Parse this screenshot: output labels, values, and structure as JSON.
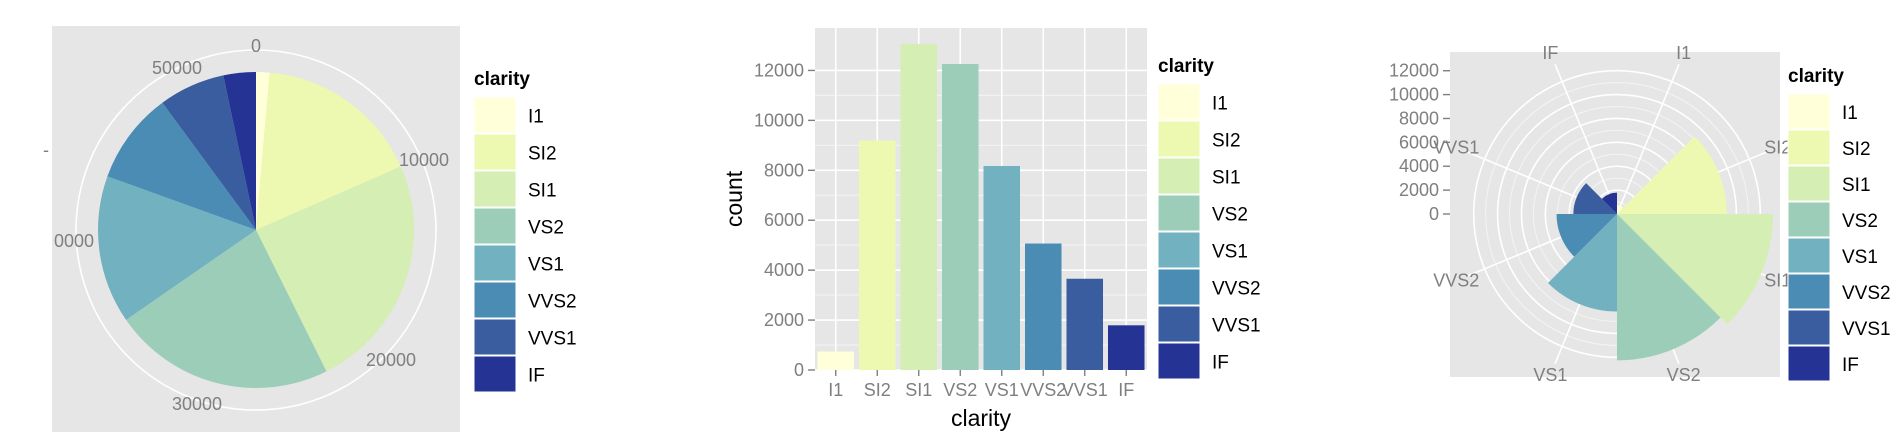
{
  "colors": {
    "panel_background": "#e6e6e6",
    "grid": "#ffffff",
    "palette": [
      "#ffffd9",
      "#edf8b1",
      "#d5eeb3",
      "#9ccdb8",
      "#72b1c0",
      "#4b8cb5",
      "#3a5d9f",
      "#253494"
    ]
  },
  "chart_data": [
    {
      "type": "pie",
      "legend_title": "clarity",
      "legend_position": "right",
      "categories": [
        "I1",
        "SI2",
        "SI1",
        "VS2",
        "VS1",
        "VVS2",
        "VVS1",
        "IF"
      ],
      "values": [
        741,
        9194,
        13065,
        12258,
        8171,
        5066,
        3655,
        1790
      ],
      "theta_ticks": [
        "0",
        "10000",
        "20000",
        "30000",
        "50000"
      ],
      "partial_tick": "0000",
      "y_tick_mark": "-"
    },
    {
      "type": "bar",
      "legend_title": "clarity",
      "legend_position": "right",
      "xlabel": "clarity",
      "ylabel": "count",
      "categories": [
        "I1",
        "SI2",
        "SI1",
        "VS2",
        "VS1",
        "VVS2",
        "VVS1",
        "IF"
      ],
      "values": [
        741,
        9194,
        13065,
        12258,
        8171,
        5066,
        3655,
        1790
      ],
      "ylim": [
        0,
        13700
      ],
      "yticks": [
        0,
        2000,
        4000,
        6000,
        8000,
        10000,
        12000
      ],
      "grid": true
    },
    {
      "type": "polar-bar",
      "legend_title": "clarity",
      "legend_position": "right",
      "categories": [
        "I1",
        "SI2",
        "SI1",
        "VS2",
        "VS1",
        "VVS2",
        "VVS1",
        "IF"
      ],
      "values": [
        741,
        9194,
        13065,
        12258,
        8171,
        5066,
        3655,
        1790
      ],
      "rlim": [
        0,
        13065
      ],
      "rticks": [
        0,
        2000,
        4000,
        6000,
        8000,
        10000,
        12000
      ],
      "grid": true
    }
  ]
}
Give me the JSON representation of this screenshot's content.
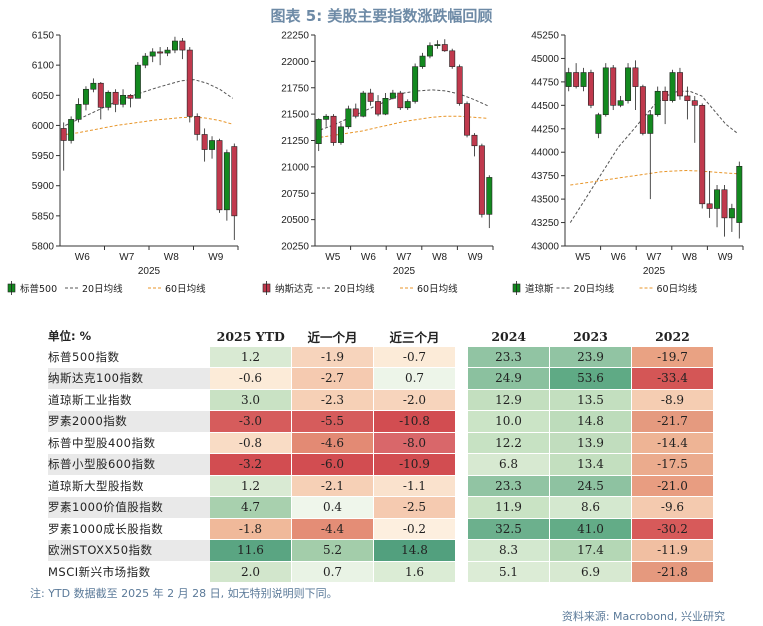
{
  "title": "图表 5:  美股主要指数涨跌幅回顾",
  "chart_data": [
    {
      "type": "candlestick",
      "legend": [
        "标普500",
        "20日均线",
        "60日均线"
      ],
      "year_label": "2025",
      "x_ticks": [
        "W6",
        "W7",
        "W8",
        "W9"
      ],
      "y_ticks": [
        5800,
        5850,
        5900,
        5950,
        6000,
        6050,
        6100,
        6150
      ],
      "ylim": [
        5800,
        6150
      ],
      "colors": {
        "up": "#13891f",
        "down": "#c0394d",
        "ma20": "#555555",
        "ma60": "#e8962a"
      },
      "candles": [
        [
          5995,
          5975,
          6005,
          5925
        ],
        [
          5975,
          6010,
          6015,
          5970
        ],
        [
          6010,
          6035,
          6045,
          6005
        ],
        [
          6035,
          6060,
          6065,
          6025
        ],
        [
          6060,
          6070,
          6078,
          6055
        ],
        [
          6070,
          6030,
          6072,
          6010
        ],
        [
          6030,
          6055,
          6058,
          6025
        ],
        [
          6055,
          6035,
          6060,
          6022
        ],
        [
          6035,
          6050,
          6060,
          6030
        ],
        [
          6050,
          6045,
          6052,
          6030
        ],
        [
          6045,
          6100,
          6105,
          6045
        ],
        [
          6100,
          6115,
          6120,
          6095
        ],
        [
          6115,
          6122,
          6128,
          6105
        ],
        [
          6122,
          6120,
          6130,
          6100
        ],
        [
          6120,
          6125,
          6130,
          6115
        ],
        [
          6125,
          6140,
          6147,
          6120
        ],
        [
          6140,
          6125,
          6145,
          6110
        ],
        [
          6125,
          6015,
          6130,
          6005
        ],
        [
          6015,
          5985,
          6020,
          5975
        ],
        [
          5985,
          5960,
          5995,
          5940
        ],
        [
          5960,
          5975,
          5982,
          5945
        ],
        [
          5975,
          5860,
          5978,
          5855
        ],
        [
          5860,
          5955,
          5960,
          5842
        ],
        [
          5965,
          5850,
          5970,
          5810
        ]
      ],
      "ma20": [
        6000,
        6010,
        6020,
        6030,
        6040,
        6048,
        6055,
        6062,
        6068,
        6074,
        6076,
        6070,
        6060,
        6045
      ],
      "ma60": [
        5985,
        5988,
        5992,
        5996,
        6000,
        6003,
        6006,
        6009,
        6011,
        6013,
        6014,
        6012,
        6008,
        6002
      ]
    },
    {
      "type": "candlestick",
      "legend": [
        "纳斯达克",
        "20日均线",
        "60日均线"
      ],
      "year_label": "2025",
      "x_ticks": [
        "W5",
        "W6",
        "W7",
        "W8",
        "W9"
      ],
      "y_ticks": [
        20250,
        20500,
        20750,
        21000,
        21250,
        21500,
        21750,
        22000,
        22250
      ],
      "ylim": [
        20250,
        22250
      ],
      "colors": {
        "up": "#13891f",
        "down": "#c0394d",
        "ma20": "#555555",
        "ma60": "#e8962a"
      },
      "candles": [
        [
          21220,
          21450,
          21460,
          21150
        ],
        [
          21450,
          21480,
          21500,
          21380
        ],
        [
          21480,
          21230,
          21500,
          21200
        ],
        [
          21230,
          21380,
          21420,
          21210
        ],
        [
          21380,
          21550,
          21580,
          21360
        ],
        [
          21550,
          21480,
          21600,
          21460
        ],
        [
          21480,
          21700,
          21720,
          21470
        ],
        [
          21700,
          21620,
          21740,
          21580
        ],
        [
          21620,
          21500,
          21680,
          21480
        ],
        [
          21500,
          21650,
          21700,
          21490
        ],
        [
          21650,
          21700,
          21730,
          21640
        ],
        [
          21700,
          21560,
          21720,
          21540
        ],
        [
          21560,
          21620,
          21640,
          21540
        ],
        [
          21620,
          21950,
          21980,
          21600
        ],
        [
          21950,
          22050,
          22080,
          21930
        ],
        [
          22050,
          22150,
          22180,
          22030
        ],
        [
          22150,
          22160,
          22200,
          22120
        ],
        [
          22160,
          22100,
          22210,
          22090
        ],
        [
          22100,
          21950,
          22120,
          21930
        ],
        [
          21950,
          21600,
          21970,
          21580
        ],
        [
          21600,
          21300,
          21620,
          21280
        ],
        [
          21300,
          21200,
          21320,
          21100
        ],
        [
          21200,
          20550,
          21220,
          20520
        ],
        [
          20550,
          20900,
          20920,
          20420
        ]
      ],
      "ma20": [
        21350,
        21400,
        21460,
        21520,
        21580,
        21640,
        21700,
        21720,
        21730,
        21720,
        21690,
        21640,
        21580
      ],
      "ma60": [
        21280,
        21300,
        21320,
        21340,
        21370,
        21400,
        21430,
        21450,
        21470,
        21480,
        21480,
        21470,
        21460
      ]
    },
    {
      "type": "candlestick",
      "legend": [
        "道琼斯",
        "20日均线",
        "60日均线"
      ],
      "year_label": "2025",
      "x_ticks": [
        "W5",
        "W6",
        "W7",
        "W8",
        "W9"
      ],
      "y_ticks": [
        43000,
        43250,
        43500,
        43750,
        44000,
        44250,
        44500,
        44750,
        45000,
        45250
      ],
      "ylim": [
        43000,
        45250
      ],
      "colors": {
        "up": "#13891f",
        "down": "#c0394d",
        "ma20": "#555555",
        "ma60": "#e8962a"
      },
      "candles": [
        [
          44700,
          44850,
          44900,
          44650
        ],
        [
          44850,
          44700,
          44950,
          44680
        ],
        [
          44700,
          44850,
          44900,
          44650
        ],
        [
          44850,
          44500,
          44880,
          44470
        ],
        [
          44200,
          44400,
          44420,
          44150
        ],
        [
          44400,
          44900,
          44950,
          44380
        ],
        [
          44900,
          44500,
          44930,
          44450
        ],
        [
          44500,
          44550,
          44600,
          44480
        ],
        [
          44550,
          44900,
          44950,
          44520
        ],
        [
          44900,
          44700,
          44980,
          44450
        ],
        [
          44700,
          44200,
          44720,
          44180
        ],
        [
          44200,
          44400,
          44450,
          43500
        ],
        [
          44400,
          44650,
          44700,
          44380
        ],
        [
          44650,
          44550,
          44700,
          44300
        ],
        [
          44550,
          44850,
          44880,
          44530
        ],
        [
          44850,
          44600,
          44900,
          44560
        ],
        [
          44600,
          44550,
          44700,
          44350
        ],
        [
          44550,
          44500,
          44600,
          44100
        ],
        [
          44500,
          43450,
          44520,
          43400
        ],
        [
          43450,
          43400,
          43800,
          43300
        ],
        [
          43400,
          43600,
          43650,
          43200
        ],
        [
          43600,
          43300,
          43650,
          43100
        ],
        [
          43300,
          43400,
          43450,
          43150
        ],
        [
          43250,
          43850,
          43900,
          43080
        ]
      ],
      "ma20": [
        43250,
        43450,
        43650,
        43850,
        44050,
        44200,
        44350,
        44500,
        44600,
        44650,
        44650,
        44600,
        44450,
        44300,
        44200
      ],
      "ma60": [
        43650,
        43670,
        43690,
        43710,
        43730,
        43750,
        43770,
        43790,
        43800,
        43805,
        43800,
        43790,
        43780,
        43770
      ]
    }
  ],
  "table": {
    "unit_label": "单位: %",
    "headers": [
      "2025 YTD",
      "近一个月",
      "近三个月",
      "2024",
      "2023",
      "2022"
    ],
    "rows": [
      {
        "name": "标普500指数",
        "values": [
          "1.2",
          "-1.9",
          "-0.7",
          "23.3",
          "23.9",
          "-19.7"
        ],
        "colors": [
          "#d9ead3",
          "#f7d4bc",
          "#fcebd8",
          "#91c4a3",
          "#91c4a3",
          "#e9a283"
        ]
      },
      {
        "name": "纳斯达克100指数",
        "values": [
          "-0.6",
          "-2.7",
          "0.7",
          "24.9",
          "53.6",
          "-33.4"
        ],
        "colors": [
          "#fcebd8",
          "#f5cab0",
          "#edf5e9",
          "#8bc19f",
          "#5faa85",
          "#d45656"
        ]
      },
      {
        "name": "道琼斯工业指数",
        "values": [
          "3.0",
          "-2.3",
          "-2.0",
          "12.9",
          "13.5",
          "-8.9"
        ],
        "colors": [
          "#c9e2c4",
          "#f6d0b6",
          "#f7d4bc",
          "#c3dfbf",
          "#c3dfbf",
          "#f5cdb2"
        ]
      },
      {
        "name": "罗素2000指数",
        "values": [
          "-3.0",
          "-5.5",
          "-10.8",
          "10.0",
          "14.8",
          "-21.7"
        ],
        "colors": [
          "#d65c5c",
          "#d65c5c",
          "#d24d51",
          "#cbe4c6",
          "#bddcbb",
          "#e59a7f"
        ]
      },
      {
        "name": "标普中型股400指数",
        "values": [
          "-0.8",
          "-4.6",
          "-8.0",
          "12.2",
          "13.9",
          "-14.4"
        ],
        "colors": [
          "#f9dcc5",
          "#e38a74",
          "#d9676a",
          "#c7e2c3",
          "#c1ddbe",
          "#eeb495"
        ]
      },
      {
        "name": "标普小型股600指数",
        "values": [
          "-3.2",
          "-6.0",
          "-10.9",
          "6.8",
          "13.4",
          "-17.5"
        ],
        "colors": [
          "#d24d51",
          "#d24d51",
          "#d24d51",
          "#d7e9d1",
          "#c3dfbf",
          "#ebab8d"
        ]
      },
      {
        "name": "道琼斯大型股指数",
        "values": [
          "1.2",
          "-2.1",
          "-1.1",
          "23.3",
          "24.5",
          "-21.0"
        ],
        "colors": [
          "#d9ead3",
          "#f6d0b6",
          "#fae2cd",
          "#91c4a3",
          "#8ec2a1",
          "#e89d81"
        ]
      },
      {
        "name": "罗素1000价值股指数",
        "values": [
          "4.7",
          "0.4",
          "-2.5",
          "11.9",
          "8.6",
          "-9.6"
        ],
        "colors": [
          "#a8d0ae",
          "#eff6eb",
          "#f5cab0",
          "#c9e3c4",
          "#d4e8cf",
          "#f4caaf"
        ]
      },
      {
        "name": "罗素1000成长股指数",
        "values": [
          "-1.8",
          "-4.4",
          "-0.2",
          "32.5",
          "41.0",
          "-30.2"
        ],
        "colors": [
          "#f0b99a",
          "#e48d76",
          "#fdefdf",
          "#6cb08d",
          "#63ac87",
          "#d75a5a"
        ]
      },
      {
        "name": "欧洲STOXX50指数",
        "values": [
          "11.6",
          "5.2",
          "14.8",
          "8.3",
          "17.4",
          "-11.9"
        ],
        "colors": [
          "#5aa582",
          "#a3cdaa",
          "#52a07e",
          "#d3e8cf",
          "#b4d7b5",
          "#f1bfa2"
        ]
      },
      {
        "name": "MSCI新兴市场指数",
        "values": [
          "2.0",
          "0.7",
          "1.6",
          "5.1",
          "6.9",
          "-21.8"
        ],
        "colors": [
          "#d2e6cc",
          "#e9f3e5",
          "#dbecd5",
          "#dcecd6",
          "#d7e9d1",
          "#e5997e"
        ]
      }
    ]
  },
  "note": "注: YTD 数据截至 2025 年 2 月 28 日, 如无特别说明则下同。",
  "source": "资料来源: Macrobond, 兴业研究"
}
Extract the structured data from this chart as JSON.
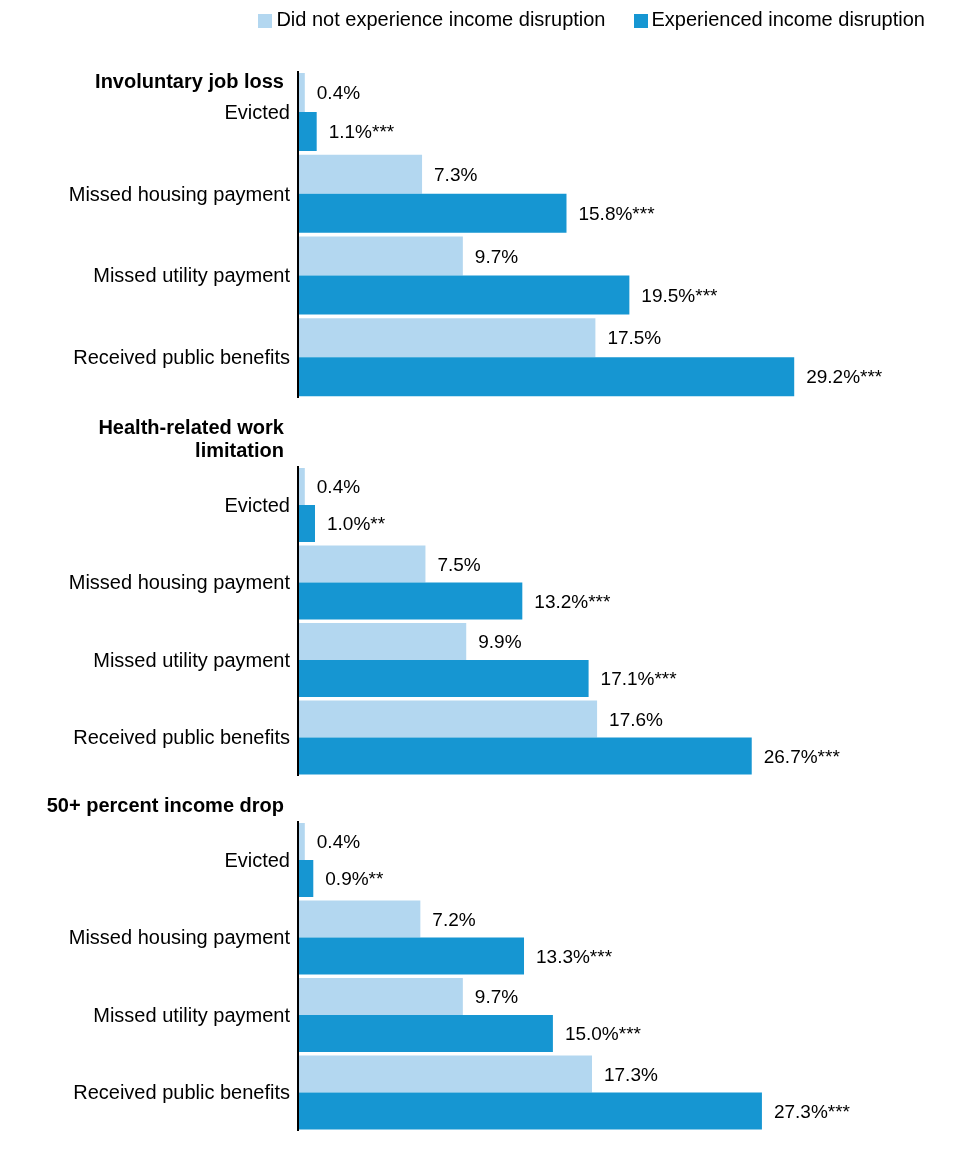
--------
=== SHORT PROBLEM ===
Pick out every line above that holds the word "name" and copy it.

=== WRITTEN SOLUTION ===
        "name": "标普500指数",
        "name": "纳斯达克100指数",
        "name": "道琼斯工业指数",
        "name": "罗素2000指数",
        "name": "标普中型股400指数",
        "name": "标普小型股600指数",
        "name": "道琼斯大型股指数",
        "name": "罗素1000价值股指数",
        "name": "罗素1000成长股指数",
        "name": "欧洲STOXX50指数",
        "name": "MSCI新兴市场指数",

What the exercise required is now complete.